[BEGIN MATERIAL SHOWN]

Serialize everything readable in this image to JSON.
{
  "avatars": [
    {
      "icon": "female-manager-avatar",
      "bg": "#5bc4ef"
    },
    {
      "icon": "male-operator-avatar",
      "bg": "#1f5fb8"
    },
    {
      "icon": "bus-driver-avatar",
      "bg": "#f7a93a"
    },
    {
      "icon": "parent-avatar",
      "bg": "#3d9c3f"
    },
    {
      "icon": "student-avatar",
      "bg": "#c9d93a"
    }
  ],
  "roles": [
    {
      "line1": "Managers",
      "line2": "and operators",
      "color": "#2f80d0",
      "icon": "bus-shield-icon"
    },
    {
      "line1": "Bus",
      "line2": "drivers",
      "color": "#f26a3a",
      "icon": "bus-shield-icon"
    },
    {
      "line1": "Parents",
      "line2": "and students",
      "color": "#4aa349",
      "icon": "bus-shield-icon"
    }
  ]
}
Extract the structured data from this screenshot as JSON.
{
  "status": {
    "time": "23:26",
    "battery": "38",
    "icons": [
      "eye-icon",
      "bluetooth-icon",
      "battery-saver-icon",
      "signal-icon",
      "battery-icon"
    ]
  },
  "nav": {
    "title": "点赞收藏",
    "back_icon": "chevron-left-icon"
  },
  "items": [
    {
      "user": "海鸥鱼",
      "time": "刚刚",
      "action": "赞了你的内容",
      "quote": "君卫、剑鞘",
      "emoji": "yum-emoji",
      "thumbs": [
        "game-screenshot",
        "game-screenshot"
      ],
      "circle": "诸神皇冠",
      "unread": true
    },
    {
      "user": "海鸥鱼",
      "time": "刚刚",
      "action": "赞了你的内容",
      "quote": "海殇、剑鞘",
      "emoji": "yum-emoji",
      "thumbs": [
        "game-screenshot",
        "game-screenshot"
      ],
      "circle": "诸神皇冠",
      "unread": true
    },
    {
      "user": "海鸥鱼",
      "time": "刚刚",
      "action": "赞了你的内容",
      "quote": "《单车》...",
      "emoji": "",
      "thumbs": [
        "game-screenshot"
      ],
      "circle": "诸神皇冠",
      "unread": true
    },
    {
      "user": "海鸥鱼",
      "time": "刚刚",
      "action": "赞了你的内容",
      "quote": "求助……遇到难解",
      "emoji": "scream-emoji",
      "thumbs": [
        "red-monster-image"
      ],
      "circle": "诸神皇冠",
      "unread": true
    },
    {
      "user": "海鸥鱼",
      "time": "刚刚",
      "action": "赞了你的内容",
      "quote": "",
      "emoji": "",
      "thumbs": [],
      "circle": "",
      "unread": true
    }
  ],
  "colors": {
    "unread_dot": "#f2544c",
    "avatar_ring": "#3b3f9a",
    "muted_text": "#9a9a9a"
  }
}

[END MATERIAL SHOWN]

■ **GIVEN EXERCISE**: List the lines of the entries that include "JSON".

■ **EXERCISE SOLUTION**:
Serialize everything readable in this image to JSON.
Extract the structured data from this screenshot as JSON.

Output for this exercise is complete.